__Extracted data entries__
________________________

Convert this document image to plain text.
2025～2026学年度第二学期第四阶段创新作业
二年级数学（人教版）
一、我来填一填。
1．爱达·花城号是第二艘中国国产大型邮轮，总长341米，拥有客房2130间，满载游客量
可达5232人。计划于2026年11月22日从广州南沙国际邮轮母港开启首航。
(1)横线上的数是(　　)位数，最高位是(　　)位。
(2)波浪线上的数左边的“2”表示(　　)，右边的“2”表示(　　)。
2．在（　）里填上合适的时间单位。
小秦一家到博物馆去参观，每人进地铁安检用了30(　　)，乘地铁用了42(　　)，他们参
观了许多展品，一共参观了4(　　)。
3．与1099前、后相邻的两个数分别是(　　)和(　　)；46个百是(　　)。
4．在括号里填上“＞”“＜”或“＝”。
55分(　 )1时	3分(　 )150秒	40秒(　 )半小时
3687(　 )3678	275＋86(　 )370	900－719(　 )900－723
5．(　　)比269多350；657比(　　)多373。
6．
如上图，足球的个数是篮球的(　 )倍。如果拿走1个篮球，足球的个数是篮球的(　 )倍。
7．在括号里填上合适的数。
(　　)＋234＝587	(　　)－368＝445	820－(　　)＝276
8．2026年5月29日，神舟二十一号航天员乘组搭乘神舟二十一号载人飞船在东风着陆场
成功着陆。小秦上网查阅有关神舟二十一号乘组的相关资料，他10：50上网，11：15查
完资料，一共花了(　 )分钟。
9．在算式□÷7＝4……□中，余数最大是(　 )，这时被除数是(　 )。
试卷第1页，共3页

________________________

__WORK TO BE COMPLETED__
Reproduce each record shown above without altering a single word.

__EXERCISE ANSWER__
Convert this document image to plain text.
2025～2026学年度第二学期第四阶段创新作业
二年级数学（人教版）
一、我来填一填。
1．爱达·花城号是第二艘中国国产大型邮轮，总长341米，拥有客房2130间，满载游客量
可达5232人。计划于2026年11月22日从广州南沙国际邮轮母港开启首航。
(1)横线上的数是(　　)位数，最高位是(　　)位。
(2)波浪线上的数左边的“2”表示(　　)，右边的“2”表示(　　)。
2．在（　）里填上合适的时间单位。
小秦一家到博物馆去参观，每人进地铁安检用了30(　　)，乘地铁用了42(　　)，他们参
观了许多展品，一共参观了4(　　)。
3．与1099前、后相邻的两个数分别是(　　)和(　　)；46个百是(　　)。
4．在括号里填上“＞”“＜”或“＝”。
55分(　 )1时	3分(　 )150秒	40秒(　 )半小时
3687(　 )3678	275＋86(　 )370	900－719(　 )900－723
5．(　　)比269多350；657比(　　)多373。
6．
如上图，足球的个数是篮球的(　 )倍。如果拿走1个篮球，足球的个数是篮球的(　 )倍。
7．在括号里填上合适的数。
(　　)＋234＝587	(　　)－368＝445	820－(　　)＝276
8．2026年5月29日，神舟二十一号航天员乘组搭乘神舟二十一号载人飞船在东风着陆场
成功着陆。小秦上网查阅有关神舟二十一号乘组的相关资料，他10：50上网，11：15查
完资料，一共花了(　 )分钟。
9．在算式□÷7＝4……□中，余数最大是(　 )，这时被除数是(　 )。
试卷第1页，共3页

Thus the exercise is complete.